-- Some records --
<<<<

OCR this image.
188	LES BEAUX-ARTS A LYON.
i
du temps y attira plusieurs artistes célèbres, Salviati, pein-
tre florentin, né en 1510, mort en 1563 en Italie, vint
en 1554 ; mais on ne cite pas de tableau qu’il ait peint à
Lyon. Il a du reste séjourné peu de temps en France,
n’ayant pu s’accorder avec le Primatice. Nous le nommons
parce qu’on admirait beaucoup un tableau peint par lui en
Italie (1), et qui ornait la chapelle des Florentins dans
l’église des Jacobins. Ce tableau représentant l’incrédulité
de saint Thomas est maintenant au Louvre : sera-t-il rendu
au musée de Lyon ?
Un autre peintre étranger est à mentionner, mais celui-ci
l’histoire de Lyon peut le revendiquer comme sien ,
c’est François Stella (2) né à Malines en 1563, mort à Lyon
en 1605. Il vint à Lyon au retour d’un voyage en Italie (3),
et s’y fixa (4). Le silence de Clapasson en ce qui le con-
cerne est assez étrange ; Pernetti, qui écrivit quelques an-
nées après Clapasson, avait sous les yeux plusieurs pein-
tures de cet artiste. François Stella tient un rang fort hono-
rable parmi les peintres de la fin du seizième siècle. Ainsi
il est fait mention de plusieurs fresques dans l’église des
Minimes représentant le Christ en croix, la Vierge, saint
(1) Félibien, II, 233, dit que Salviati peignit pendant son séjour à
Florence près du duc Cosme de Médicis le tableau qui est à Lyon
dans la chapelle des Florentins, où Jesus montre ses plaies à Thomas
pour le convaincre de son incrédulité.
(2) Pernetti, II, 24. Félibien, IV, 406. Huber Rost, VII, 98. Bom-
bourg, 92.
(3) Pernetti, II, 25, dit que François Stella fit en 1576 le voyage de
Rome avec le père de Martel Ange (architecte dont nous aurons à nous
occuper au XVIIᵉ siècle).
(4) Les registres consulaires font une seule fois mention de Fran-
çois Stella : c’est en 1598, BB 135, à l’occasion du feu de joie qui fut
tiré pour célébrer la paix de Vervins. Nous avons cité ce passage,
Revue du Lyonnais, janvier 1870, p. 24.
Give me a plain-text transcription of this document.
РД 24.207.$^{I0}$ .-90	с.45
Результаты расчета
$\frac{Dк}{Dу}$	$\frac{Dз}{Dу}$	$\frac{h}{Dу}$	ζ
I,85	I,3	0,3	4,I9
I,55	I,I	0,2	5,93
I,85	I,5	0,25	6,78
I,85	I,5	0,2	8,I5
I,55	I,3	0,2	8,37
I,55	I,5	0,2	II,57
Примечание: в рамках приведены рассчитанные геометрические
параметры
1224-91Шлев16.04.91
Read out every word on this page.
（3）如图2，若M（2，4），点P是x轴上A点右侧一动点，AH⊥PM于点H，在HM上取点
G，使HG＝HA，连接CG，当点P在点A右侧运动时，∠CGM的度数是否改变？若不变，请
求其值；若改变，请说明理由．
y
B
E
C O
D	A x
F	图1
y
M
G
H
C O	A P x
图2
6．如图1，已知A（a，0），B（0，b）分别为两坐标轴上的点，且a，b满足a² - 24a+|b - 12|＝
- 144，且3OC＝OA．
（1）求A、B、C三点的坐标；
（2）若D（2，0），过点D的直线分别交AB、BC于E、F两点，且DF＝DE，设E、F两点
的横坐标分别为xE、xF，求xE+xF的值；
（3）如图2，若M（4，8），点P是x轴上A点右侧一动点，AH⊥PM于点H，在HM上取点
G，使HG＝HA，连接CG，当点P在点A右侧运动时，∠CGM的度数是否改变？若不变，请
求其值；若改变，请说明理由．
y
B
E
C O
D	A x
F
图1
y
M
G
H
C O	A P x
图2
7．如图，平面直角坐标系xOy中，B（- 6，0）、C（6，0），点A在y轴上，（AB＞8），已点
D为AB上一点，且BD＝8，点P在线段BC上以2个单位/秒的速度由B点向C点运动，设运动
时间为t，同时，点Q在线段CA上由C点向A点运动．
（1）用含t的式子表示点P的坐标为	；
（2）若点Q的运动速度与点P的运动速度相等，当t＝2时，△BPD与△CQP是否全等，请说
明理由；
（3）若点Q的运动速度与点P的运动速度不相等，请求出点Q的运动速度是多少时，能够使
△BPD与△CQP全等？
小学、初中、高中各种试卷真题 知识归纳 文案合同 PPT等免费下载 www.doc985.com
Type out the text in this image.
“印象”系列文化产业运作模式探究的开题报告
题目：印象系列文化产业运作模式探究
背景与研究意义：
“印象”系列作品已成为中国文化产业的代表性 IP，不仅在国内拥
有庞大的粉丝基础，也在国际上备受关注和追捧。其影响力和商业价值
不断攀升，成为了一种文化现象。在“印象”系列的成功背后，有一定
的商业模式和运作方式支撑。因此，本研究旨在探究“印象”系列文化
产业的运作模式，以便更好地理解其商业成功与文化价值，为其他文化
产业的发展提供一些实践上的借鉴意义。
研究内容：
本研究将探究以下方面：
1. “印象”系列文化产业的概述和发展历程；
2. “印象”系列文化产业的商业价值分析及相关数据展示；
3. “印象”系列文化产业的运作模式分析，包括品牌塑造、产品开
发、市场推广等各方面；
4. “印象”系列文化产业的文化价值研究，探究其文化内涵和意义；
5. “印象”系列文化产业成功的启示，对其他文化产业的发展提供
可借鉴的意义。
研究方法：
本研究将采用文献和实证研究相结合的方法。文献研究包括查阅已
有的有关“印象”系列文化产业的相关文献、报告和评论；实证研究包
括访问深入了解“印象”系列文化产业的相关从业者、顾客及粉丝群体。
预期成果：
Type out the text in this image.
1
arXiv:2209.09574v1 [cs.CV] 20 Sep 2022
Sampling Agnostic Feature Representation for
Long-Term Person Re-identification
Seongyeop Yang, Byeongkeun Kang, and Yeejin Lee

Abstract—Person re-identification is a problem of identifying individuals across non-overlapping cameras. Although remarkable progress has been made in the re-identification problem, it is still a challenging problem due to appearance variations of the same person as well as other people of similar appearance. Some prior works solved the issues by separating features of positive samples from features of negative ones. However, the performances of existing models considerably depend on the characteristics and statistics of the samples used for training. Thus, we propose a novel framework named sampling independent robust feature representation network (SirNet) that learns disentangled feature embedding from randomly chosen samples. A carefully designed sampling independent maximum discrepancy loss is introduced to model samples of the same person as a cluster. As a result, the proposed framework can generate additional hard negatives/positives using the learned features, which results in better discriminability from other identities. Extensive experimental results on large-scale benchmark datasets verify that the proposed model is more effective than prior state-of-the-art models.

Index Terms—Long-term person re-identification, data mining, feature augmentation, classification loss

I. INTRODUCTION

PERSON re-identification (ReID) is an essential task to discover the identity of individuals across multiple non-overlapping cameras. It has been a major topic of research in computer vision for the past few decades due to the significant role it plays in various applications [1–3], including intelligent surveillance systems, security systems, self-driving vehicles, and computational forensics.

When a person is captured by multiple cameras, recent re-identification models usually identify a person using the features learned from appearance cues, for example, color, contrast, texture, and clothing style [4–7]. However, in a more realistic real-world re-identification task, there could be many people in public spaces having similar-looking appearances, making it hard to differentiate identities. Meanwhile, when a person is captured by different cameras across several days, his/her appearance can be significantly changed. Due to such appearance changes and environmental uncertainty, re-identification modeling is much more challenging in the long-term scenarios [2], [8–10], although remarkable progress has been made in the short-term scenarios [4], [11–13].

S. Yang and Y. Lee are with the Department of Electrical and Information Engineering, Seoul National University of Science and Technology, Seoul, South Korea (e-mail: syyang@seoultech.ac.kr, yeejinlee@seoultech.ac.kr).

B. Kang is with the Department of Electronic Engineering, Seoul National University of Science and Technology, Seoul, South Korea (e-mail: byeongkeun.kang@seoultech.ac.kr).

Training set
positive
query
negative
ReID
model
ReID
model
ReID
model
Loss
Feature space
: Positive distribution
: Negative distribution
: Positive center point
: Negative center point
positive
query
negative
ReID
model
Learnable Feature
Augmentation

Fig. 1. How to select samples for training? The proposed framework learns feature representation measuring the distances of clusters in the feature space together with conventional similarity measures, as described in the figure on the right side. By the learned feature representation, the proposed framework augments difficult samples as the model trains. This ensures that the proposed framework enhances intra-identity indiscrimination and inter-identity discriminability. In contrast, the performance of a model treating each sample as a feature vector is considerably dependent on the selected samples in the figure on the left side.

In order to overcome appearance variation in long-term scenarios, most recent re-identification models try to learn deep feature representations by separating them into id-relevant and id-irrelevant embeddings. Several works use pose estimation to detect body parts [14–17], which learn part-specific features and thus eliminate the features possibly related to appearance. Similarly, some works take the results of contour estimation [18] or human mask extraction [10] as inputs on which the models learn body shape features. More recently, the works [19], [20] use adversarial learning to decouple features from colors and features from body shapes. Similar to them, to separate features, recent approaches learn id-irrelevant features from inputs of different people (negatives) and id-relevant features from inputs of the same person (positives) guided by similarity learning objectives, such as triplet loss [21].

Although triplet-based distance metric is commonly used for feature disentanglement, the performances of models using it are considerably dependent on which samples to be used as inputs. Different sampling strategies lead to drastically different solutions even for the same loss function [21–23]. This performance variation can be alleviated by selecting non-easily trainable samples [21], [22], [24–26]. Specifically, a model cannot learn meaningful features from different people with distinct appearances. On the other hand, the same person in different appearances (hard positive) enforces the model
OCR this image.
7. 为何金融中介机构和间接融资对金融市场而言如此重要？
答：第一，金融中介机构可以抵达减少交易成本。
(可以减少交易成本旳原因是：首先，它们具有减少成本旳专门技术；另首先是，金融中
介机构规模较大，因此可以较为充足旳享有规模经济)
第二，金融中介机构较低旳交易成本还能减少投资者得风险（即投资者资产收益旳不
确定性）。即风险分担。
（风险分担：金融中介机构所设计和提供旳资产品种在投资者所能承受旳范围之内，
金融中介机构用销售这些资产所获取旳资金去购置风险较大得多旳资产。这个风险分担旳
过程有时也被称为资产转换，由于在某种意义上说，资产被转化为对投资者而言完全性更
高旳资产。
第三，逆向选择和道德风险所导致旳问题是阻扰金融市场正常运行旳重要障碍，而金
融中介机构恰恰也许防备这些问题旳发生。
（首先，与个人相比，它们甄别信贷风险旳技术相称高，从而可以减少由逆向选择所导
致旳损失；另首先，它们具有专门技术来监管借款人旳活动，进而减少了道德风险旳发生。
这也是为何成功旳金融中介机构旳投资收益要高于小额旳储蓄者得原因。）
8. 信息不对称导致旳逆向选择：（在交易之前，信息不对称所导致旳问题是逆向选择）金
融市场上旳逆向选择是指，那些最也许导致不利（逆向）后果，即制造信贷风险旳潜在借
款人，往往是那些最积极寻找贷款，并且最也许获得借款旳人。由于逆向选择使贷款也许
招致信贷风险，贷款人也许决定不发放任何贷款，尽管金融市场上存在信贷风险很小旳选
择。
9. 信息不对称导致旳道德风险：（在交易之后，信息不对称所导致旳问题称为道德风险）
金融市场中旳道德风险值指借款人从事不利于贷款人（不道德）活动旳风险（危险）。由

>>>>

-- Task description --
Go through the records and pull out each line that includes the word "Engineering".

-- Result of the task --
S. Yang and Y. Lee are with the Department of Electrical and Information Engineering, Seoul National University of Science and Technology, Seoul, South Korea (e-mail: syyang@seoultech.ac.kr, yeejinlee@seoultech.ac.kr).
B. Kang is with the Department of Electronic Engineering, Seoul National University of Science and Technology, Seoul, South Korea (e-mail: byeongkeun.kang@seoultech.ac.kr).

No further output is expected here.